Brief:
Among the lines of this listing, determine how many contain the string "left". Answer with the number only.

────

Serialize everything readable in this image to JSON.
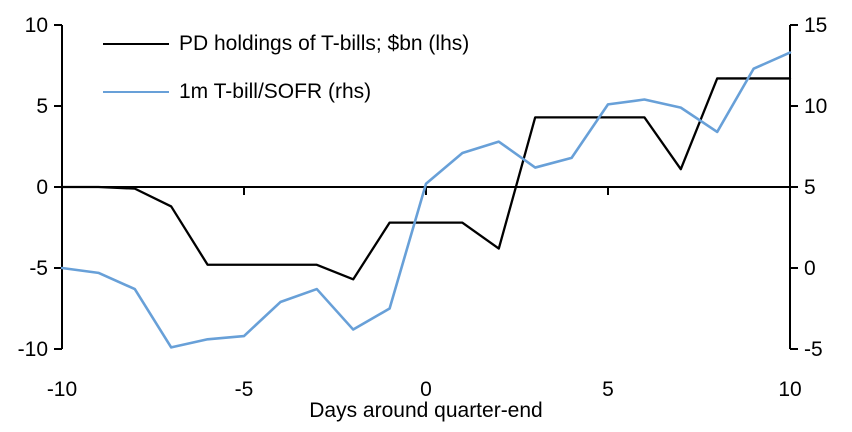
{
  "chart_data": {
    "type": "line",
    "title": "",
    "xlabel": "Days around quarter-end",
    "x": [
      -10,
      -9,
      -8,
      -7,
      -6,
      -5,
      -4,
      -3,
      -2,
      -1,
      0,
      1,
      2,
      3,
      4,
      5,
      6,
      7,
      8,
      9,
      10
    ],
    "series": [
      {
        "name": "PD holdings of T-bills; $bn (lhs)",
        "axis": "left",
        "color": "#000000",
        "width": 2.3,
        "values": [
          0.0,
          0.0,
          -0.1,
          -1.2,
          -4.8,
          -4.8,
          -4.8,
          -4.8,
          -5.7,
          -2.2,
          -2.2,
          -2.2,
          -3.8,
          4.3,
          4.3,
          4.3,
          4.3,
          1.1,
          6.7,
          6.7,
          6.7
        ]
      },
      {
        "name": "1m T-bill/SOFR (rhs)",
        "axis": "right",
        "color": "#68A0D8",
        "width": 2.6,
        "values": [
          0.0,
          -0.3,
          -1.3,
          -4.9,
          -4.4,
          -4.2,
          -2.1,
          -1.3,
          -3.8,
          -2.5,
          5.2,
          7.1,
          7.8,
          6.2,
          6.8,
          10.1,
          10.4,
          9.9,
          8.4,
          12.3,
          13.3
        ]
      }
    ],
    "axes": {
      "left": {
        "ticks": [
          10,
          5,
          0,
          -5,
          -10
        ],
        "range": [
          -10,
          10
        ]
      },
      "right": {
        "ticks": [
          15,
          10,
          5,
          0,
          -5
        ],
        "range": [
          -5,
          15
        ]
      },
      "x": {
        "ticks": [
          -10,
          -5,
          0,
          5,
          10
        ],
        "range": [
          -10,
          10
        ],
        "tick_labels": [
          "-10",
          "-5",
          "0",
          "5",
          "10"
        ]
      }
    },
    "zero_line": true,
    "grid": false,
    "legend_position": "top-left",
    "colors": {
      "axis": "#000000",
      "text": "#000000",
      "background": "#ffffff"
    }
  }
}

────

Solution to this problem:
3